**Problem statement:** Word for word, retype every line of the data.

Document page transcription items
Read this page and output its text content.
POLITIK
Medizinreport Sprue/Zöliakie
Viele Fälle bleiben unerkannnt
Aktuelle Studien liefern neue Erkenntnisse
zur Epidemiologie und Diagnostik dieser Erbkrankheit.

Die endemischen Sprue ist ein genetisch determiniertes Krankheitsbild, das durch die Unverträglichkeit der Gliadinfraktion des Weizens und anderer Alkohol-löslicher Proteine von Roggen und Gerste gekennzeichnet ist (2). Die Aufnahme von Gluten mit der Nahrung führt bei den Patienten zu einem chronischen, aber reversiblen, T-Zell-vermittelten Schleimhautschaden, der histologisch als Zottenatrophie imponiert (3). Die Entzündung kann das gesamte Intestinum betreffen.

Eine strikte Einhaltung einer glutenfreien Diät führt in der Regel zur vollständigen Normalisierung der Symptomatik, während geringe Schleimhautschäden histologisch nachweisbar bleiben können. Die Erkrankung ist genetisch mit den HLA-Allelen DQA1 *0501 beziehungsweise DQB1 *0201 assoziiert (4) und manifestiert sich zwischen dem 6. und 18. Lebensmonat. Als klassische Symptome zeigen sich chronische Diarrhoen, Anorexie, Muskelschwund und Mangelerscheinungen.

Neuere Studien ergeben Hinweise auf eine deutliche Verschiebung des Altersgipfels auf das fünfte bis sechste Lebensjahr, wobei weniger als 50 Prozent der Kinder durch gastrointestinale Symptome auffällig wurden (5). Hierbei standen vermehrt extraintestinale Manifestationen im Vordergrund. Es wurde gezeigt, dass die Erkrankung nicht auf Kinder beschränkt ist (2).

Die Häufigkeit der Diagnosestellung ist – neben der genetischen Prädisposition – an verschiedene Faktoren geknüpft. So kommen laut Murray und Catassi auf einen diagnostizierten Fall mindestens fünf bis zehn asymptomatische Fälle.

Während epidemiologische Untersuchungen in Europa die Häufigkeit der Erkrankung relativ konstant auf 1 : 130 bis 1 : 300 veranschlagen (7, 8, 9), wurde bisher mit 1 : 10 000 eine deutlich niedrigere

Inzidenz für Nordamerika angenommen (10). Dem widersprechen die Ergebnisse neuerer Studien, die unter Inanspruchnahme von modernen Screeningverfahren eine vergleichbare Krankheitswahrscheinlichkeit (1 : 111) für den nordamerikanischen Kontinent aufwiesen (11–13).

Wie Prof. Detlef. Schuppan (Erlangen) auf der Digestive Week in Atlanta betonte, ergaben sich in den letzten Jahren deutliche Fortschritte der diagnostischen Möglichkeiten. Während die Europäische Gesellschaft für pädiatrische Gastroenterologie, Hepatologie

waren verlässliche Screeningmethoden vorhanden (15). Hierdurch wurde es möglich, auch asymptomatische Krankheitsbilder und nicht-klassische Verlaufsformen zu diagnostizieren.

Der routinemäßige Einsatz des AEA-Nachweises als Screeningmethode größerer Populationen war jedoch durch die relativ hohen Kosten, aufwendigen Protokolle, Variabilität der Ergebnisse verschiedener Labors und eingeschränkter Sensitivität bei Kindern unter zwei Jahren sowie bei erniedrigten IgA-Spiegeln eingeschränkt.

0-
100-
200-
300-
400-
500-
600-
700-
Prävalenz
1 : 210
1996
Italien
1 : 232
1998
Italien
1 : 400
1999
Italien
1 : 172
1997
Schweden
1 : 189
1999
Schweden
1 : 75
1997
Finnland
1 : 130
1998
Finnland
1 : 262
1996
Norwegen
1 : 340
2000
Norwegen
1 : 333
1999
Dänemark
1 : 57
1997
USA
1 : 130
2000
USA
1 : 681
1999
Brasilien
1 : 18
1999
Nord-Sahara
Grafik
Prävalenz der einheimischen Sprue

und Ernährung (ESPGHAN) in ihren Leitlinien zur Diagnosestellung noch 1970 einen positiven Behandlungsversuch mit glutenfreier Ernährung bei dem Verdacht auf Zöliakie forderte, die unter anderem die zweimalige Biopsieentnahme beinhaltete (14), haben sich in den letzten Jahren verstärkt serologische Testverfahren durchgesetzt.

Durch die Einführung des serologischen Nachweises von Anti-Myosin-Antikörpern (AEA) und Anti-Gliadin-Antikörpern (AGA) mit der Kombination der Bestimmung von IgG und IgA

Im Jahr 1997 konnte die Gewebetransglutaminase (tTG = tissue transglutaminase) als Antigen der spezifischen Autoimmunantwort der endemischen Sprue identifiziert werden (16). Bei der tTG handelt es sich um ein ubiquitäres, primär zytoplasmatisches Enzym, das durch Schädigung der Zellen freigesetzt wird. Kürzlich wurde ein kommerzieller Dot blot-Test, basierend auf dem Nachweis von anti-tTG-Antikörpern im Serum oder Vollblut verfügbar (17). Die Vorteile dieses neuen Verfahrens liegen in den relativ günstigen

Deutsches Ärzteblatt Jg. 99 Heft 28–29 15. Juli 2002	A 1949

**Exercise output:**
Read this page and output its text content.
POLITIK
Medizinreport Sprue/Zöliakie
Viele Fälle bleiben unerkannnt
Aktuelle Studien liefern neue Erkenntnisse
zur Epidemiologie und Diagnostik dieser Erbkrankheit.

Die endemischen Sprue ist ein genetisch determiniertes Krankheitsbild, das durch die Unverträglichkeit der Gliadinfraktion des Weizens und anderer Alkohol-löslicher Proteine von Roggen und Gerste gekennzeichnet ist (2). Die Aufnahme von Gluten mit der Nahrung führt bei den Patienten zu einem chronischen, aber reversiblen, T-Zell-vermittelten Schleimhautschaden, der histologisch als Zottenatrophie imponiert (3). Die Entzündung kann das gesamte Intestinum betreffen.

Eine strikte Einhaltung einer glutenfreien Diät führt in der Regel zur vollständigen Normalisierung der Symptomatik, während geringe Schleimhautschäden histologisch nachweisbar bleiben können. Die Erkrankung ist genetisch mit den HLA-Allelen DQA1 *0501 beziehungsweise DQB1 *0201 assoziiert (4) und manifestiert sich zwischen dem 6. und 18. Lebensmonat. Als klassische Symptome zeigen sich chronische Diarrhoen, Anorexie, Muskelschwund und Mangelerscheinungen.

Neuere Studien ergeben Hinweise auf eine deutliche Verschiebung des Altersgipfels auf das fünfte bis sechste Lebensjahr, wobei weniger als 50 Prozent der Kinder durch gastrointestinale Symptome auffällig wurden (5). Hierbei standen vermehrt extraintestinale Manifestationen im Vordergrund. Es wurde gezeigt, dass die Erkrankung nicht auf Kinder beschränkt ist (2).

Die Häufigkeit der Diagnosestellung ist – neben der genetischen Prädisposition – an verschiedene Faktoren geknüpft. So kommen laut Murray und Catassi auf einen diagnostizierten Fall mindestens fünf bis zehn asymptomatische Fälle.

Während epidemiologische Untersuchungen in Europa die Häufigkeit der Erkrankung relativ konstant auf 1 : 130 bis 1 : 300 veranschlagen (7, 8, 9), wurde bisher mit 1 : 10 000 eine deutlich niedrigere

Inzidenz für Nordamerika angenommen (10). Dem widersprechen die Ergebnisse neuerer Studien, die unter Inanspruchnahme von modernen Screeningverfahren eine vergleichbare Krankheitswahrscheinlichkeit (1 : 111) für den nordamerikanischen Kontinent aufwiesen (11–13).

Wie Prof. Detlef. Schuppan (Erlangen) auf der Digestive Week in Atlanta betonte, ergaben sich in den letzten Jahren deutliche Fortschritte der diagnostischen Möglichkeiten. Während die Europäische Gesellschaft für pädiatrische Gastroenterologie, Hepatologie

waren verlässliche Screeningmethoden vorhanden (15). Hierdurch wurde es möglich, auch asymptomatische Krankheitsbilder und nicht-klassische Verlaufsformen zu diagnostizieren.

Der routinemäßige Einsatz des AEA-Nachweises als Screeningmethode größerer Populationen war jedoch durch die relativ hohen Kosten, aufwendigen Protokolle, Variabilität der Ergebnisse verschiedener Labors und eingeschränkter Sensitivität bei Kindern unter zwei Jahren sowie bei erniedrigten IgA-Spiegeln eingeschränkt.

0-
100-
200-
300-
400-
500-
600-
700-
Prävalenz
1 : 210
1996
Italien
1 : 232
1998
Italien
1 : 400
1999
Italien
1 : 172
1997
Schweden
1 : 189
1999
Schweden
1 : 75
1997
Finnland
1 : 130
1998
Finnland
1 : 262
1996
Norwegen
1 : 340
2000
Norwegen
1 : 333
1999
Dänemark
1 : 57
1997
USA
1 : 130
2000
USA
1 : 681
1999
Brasilien
1 : 18
1999
Nord-Sahara
Grafik
Prävalenz der einheimischen Sprue

und Ernährung (ESPGHAN) in ihren Leitlinien zur Diagnosestellung noch 1970 einen positiven Behandlungsversuch mit glutenfreier Ernährung bei dem Verdacht auf Zöliakie forderte, die unter anderem die zweimalige Biopsieentnahme beinhaltete (14), haben sich in den letzten Jahren verstärkt serologische Testverfahren durchgesetzt.

Durch die Einführung des serologischen Nachweises von Anti-Myosin-Antikörpern (AEA) und Anti-Gliadin-Antikörpern (AGA) mit der Kombination der Bestimmung von IgG und IgA

Im Jahr 1997 konnte die Gewebetransglutaminase (tTG = tissue transglutaminase) als Antigen der spezifischen Autoimmunantwort der endemischen Sprue identifiziert werden (16). Bei der tTG handelt es sich um ein ubiquitäres, primär zytoplasmatisches Enzym, das durch Schädigung der Zellen freigesetzt wird. Kürzlich wurde ein kommerzieller Dot blot-Test, basierend auf dem Nachweis von anti-tTG-Antikörpern im Serum oder Vollblut verfügbar (17). Die Vorteile dieses neuen Verfahrens liegen in den relativ günstigen

Deutsches Ärzteblatt Jg. 99 Heft 28–29 15. Juli 2002	A 1949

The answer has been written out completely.